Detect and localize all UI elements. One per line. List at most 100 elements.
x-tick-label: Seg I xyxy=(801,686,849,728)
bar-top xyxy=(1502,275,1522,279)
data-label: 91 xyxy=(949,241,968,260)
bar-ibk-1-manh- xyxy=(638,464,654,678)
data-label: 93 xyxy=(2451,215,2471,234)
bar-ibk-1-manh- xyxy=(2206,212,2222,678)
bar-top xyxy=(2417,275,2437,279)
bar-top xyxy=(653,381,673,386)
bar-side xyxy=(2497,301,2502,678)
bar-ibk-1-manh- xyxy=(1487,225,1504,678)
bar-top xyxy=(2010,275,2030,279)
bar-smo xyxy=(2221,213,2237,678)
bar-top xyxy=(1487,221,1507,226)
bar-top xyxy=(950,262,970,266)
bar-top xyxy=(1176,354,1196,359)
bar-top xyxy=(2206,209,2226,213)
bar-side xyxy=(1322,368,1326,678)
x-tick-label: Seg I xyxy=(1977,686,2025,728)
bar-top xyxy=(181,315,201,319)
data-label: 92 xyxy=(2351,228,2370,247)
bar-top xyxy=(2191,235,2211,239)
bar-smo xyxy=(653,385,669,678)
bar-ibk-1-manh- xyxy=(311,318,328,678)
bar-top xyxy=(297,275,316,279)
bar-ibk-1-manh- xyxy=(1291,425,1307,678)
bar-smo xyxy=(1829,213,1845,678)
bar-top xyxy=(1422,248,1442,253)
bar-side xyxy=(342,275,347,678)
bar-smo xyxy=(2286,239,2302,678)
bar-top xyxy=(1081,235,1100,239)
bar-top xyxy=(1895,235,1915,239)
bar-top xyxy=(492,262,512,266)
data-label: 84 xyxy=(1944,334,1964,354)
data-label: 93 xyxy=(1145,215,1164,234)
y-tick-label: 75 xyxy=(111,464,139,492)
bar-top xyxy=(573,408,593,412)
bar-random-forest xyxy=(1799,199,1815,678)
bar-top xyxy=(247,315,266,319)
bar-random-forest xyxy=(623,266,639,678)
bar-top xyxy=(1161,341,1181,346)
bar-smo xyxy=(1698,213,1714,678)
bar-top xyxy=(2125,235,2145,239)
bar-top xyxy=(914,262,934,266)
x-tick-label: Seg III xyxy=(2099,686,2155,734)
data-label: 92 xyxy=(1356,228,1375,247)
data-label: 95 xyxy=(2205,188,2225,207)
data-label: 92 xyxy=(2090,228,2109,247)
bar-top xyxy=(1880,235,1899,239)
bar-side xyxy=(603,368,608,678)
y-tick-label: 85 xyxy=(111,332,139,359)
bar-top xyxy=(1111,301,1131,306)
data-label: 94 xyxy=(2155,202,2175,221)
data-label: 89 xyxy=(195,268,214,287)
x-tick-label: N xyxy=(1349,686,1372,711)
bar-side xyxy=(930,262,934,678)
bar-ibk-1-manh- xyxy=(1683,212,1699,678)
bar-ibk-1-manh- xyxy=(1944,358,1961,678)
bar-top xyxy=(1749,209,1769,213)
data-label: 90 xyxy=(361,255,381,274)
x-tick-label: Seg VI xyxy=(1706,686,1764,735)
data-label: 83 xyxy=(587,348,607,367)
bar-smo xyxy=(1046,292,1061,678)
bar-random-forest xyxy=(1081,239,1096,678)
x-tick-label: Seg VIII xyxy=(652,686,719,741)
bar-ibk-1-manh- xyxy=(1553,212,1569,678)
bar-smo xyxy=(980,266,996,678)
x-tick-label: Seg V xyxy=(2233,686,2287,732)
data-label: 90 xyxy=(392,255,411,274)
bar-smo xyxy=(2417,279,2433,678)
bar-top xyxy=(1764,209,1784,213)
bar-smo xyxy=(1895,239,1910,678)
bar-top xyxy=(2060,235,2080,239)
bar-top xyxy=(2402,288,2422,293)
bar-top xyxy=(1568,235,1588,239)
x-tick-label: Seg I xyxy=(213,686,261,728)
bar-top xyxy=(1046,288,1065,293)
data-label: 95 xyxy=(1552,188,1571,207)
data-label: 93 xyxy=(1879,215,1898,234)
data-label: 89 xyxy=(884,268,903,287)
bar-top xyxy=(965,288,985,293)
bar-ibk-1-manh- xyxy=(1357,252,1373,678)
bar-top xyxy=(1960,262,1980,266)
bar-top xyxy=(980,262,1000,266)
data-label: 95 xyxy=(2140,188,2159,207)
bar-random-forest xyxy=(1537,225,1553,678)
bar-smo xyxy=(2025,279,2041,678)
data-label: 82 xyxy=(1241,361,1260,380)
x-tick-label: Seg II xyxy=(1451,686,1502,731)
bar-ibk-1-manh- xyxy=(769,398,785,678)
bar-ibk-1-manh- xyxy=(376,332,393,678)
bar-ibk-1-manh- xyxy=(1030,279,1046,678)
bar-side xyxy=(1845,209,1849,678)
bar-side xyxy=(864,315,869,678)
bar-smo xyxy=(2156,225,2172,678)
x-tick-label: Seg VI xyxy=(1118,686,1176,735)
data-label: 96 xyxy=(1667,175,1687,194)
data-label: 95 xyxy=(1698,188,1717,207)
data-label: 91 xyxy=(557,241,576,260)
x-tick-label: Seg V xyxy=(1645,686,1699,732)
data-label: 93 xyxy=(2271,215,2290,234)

= = =

**Set exercise**.
Substitute "bar-svm" for every occurrence of "bar-smo" in the lines above, and reproduce the lines with no other change.

**Response**.
Detect and localize all UI elements. One per line. List at most 100 elements.
x-tick-label: Seg I xyxy=(801,686,849,728)
bar-top xyxy=(1502,275,1522,279)
data-label: 91 xyxy=(949,241,968,260)
bar-ibk-1-manh- xyxy=(638,464,654,678)
data-label: 93 xyxy=(2451,215,2471,234)
bar-ibk-1-manh- xyxy=(2206,212,2222,678)
bar-top xyxy=(2417,275,2437,279)
bar-top xyxy=(653,381,673,386)
bar-side xyxy=(2497,301,2502,678)
bar-ibk-1-manh- xyxy=(1487,225,1504,678)
bar-top xyxy=(2010,275,2030,279)
bar-svm xyxy=(2221,213,2237,678)
bar-top xyxy=(1487,221,1507,226)
bar-top xyxy=(950,262,970,266)
bar-top xyxy=(1176,354,1196,359)
bar-top xyxy=(2206,209,2226,213)
bar-side xyxy=(1322,368,1326,678)
x-tick-label: Seg I xyxy=(1977,686,2025,728)
bar-top xyxy=(181,315,201,319)
data-label: 92 xyxy=(2351,228,2370,247)
bar-top xyxy=(2191,235,2211,239)
bar-svm xyxy=(653,385,669,678)
bar-ibk-1-manh- xyxy=(311,318,328,678)
bar-top xyxy=(297,275,316,279)
bar-ibk-1-manh- xyxy=(1291,425,1307,678)
bar-svm xyxy=(1829,213,1845,678)
bar-top xyxy=(1422,248,1442,253)
bar-side xyxy=(342,275,347,678)
bar-svm xyxy=(2286,239,2302,678)
bar-top xyxy=(1081,235,1100,239)
bar-top xyxy=(1895,235,1915,239)
bar-top xyxy=(492,262,512,266)
data-label: 84 xyxy=(1944,334,1964,354)
data-label: 93 xyxy=(1145,215,1164,234)
y-tick-label: 75 xyxy=(111,464,139,492)
bar-top xyxy=(573,408,593,412)
bar-random-forest xyxy=(1799,199,1815,678)
bar-top xyxy=(247,315,266,319)
bar-random-forest xyxy=(623,266,639,678)
bar-top xyxy=(1161,341,1181,346)
bar-svm xyxy=(1698,213,1714,678)
bar-top xyxy=(2125,235,2145,239)
bar-top xyxy=(914,262,934,266)
x-tick-label: Seg III xyxy=(2099,686,2155,734)
data-label: 92 xyxy=(1356,228,1375,247)
data-label: 95 xyxy=(2205,188,2225,207)
data-label: 92 xyxy=(2090,228,2109,247)
bar-top xyxy=(1880,235,1899,239)
bar-side xyxy=(603,368,608,678)
y-tick-label: 85 xyxy=(111,332,139,359)
bar-top xyxy=(1111,301,1131,306)
data-label: 94 xyxy=(2155,202,2175,221)
data-label: 89 xyxy=(195,268,214,287)
x-tick-label: N xyxy=(1349,686,1372,711)
bar-side xyxy=(930,262,934,678)
bar-ibk-1-manh- xyxy=(1683,212,1699,678)
bar-ibk-1-manh- xyxy=(1944,358,1961,678)
bar-top xyxy=(1749,209,1769,213)
data-label: 90 xyxy=(361,255,381,274)
x-tick-label: Seg VI xyxy=(1706,686,1764,735)
data-label: 83 xyxy=(587,348,607,367)
bar-svm xyxy=(1046,292,1061,678)
bar-random-forest xyxy=(1081,239,1096,678)
x-tick-label: Seg VIII xyxy=(652,686,719,741)
bar-ibk-1-manh- xyxy=(1553,212,1569,678)
bar-svm xyxy=(980,266,996,678)
x-tick-label: Seg V xyxy=(2233,686,2287,732)
data-label: 90 xyxy=(392,255,411,274)
bar-svm xyxy=(2417,279,2433,678)
bar-top xyxy=(1764,209,1784,213)
bar-svm xyxy=(1895,239,1910,678)
bar-top xyxy=(2060,235,2080,239)
bar-top xyxy=(2402,288,2422,293)
bar-top xyxy=(1568,235,1588,239)
x-tick-label: Seg I xyxy=(213,686,261,728)
bar-top xyxy=(1046,288,1065,293)
data-label: 95 xyxy=(1552,188,1571,207)
data-label: 93 xyxy=(1879,215,1898,234)
data-label: 89 xyxy=(884,268,903,287)
bar-top xyxy=(965,288,985,293)
bar-ibk-1-manh- xyxy=(1357,252,1373,678)
bar-top xyxy=(1960,262,1980,266)
bar-top xyxy=(980,262,1000,266)
data-label: 95 xyxy=(2140,188,2159,207)
bar-random-forest xyxy=(1537,225,1553,678)
bar-svm xyxy=(2025,279,2041,678)
data-label: 82 xyxy=(1241,361,1260,380)
x-tick-label: Seg II xyxy=(1451,686,1502,731)
bar-ibk-1-manh- xyxy=(769,398,785,678)
bar-ibk-1-manh- xyxy=(376,332,393,678)
bar-ibk-1-manh- xyxy=(1030,279,1046,678)
bar-side xyxy=(1845,209,1849,678)
bar-side xyxy=(864,315,869,678)
bar-svm xyxy=(2156,225,2172,678)
x-tick-label: Seg VI xyxy=(1118,686,1176,735)
data-label: 96 xyxy=(1667,175,1687,194)
data-label: 95 xyxy=(1698,188,1717,207)
data-label: 91 xyxy=(557,241,576,260)
x-tick-label: Seg V xyxy=(1645,686,1699,732)
data-label: 93 xyxy=(2271,215,2290,234)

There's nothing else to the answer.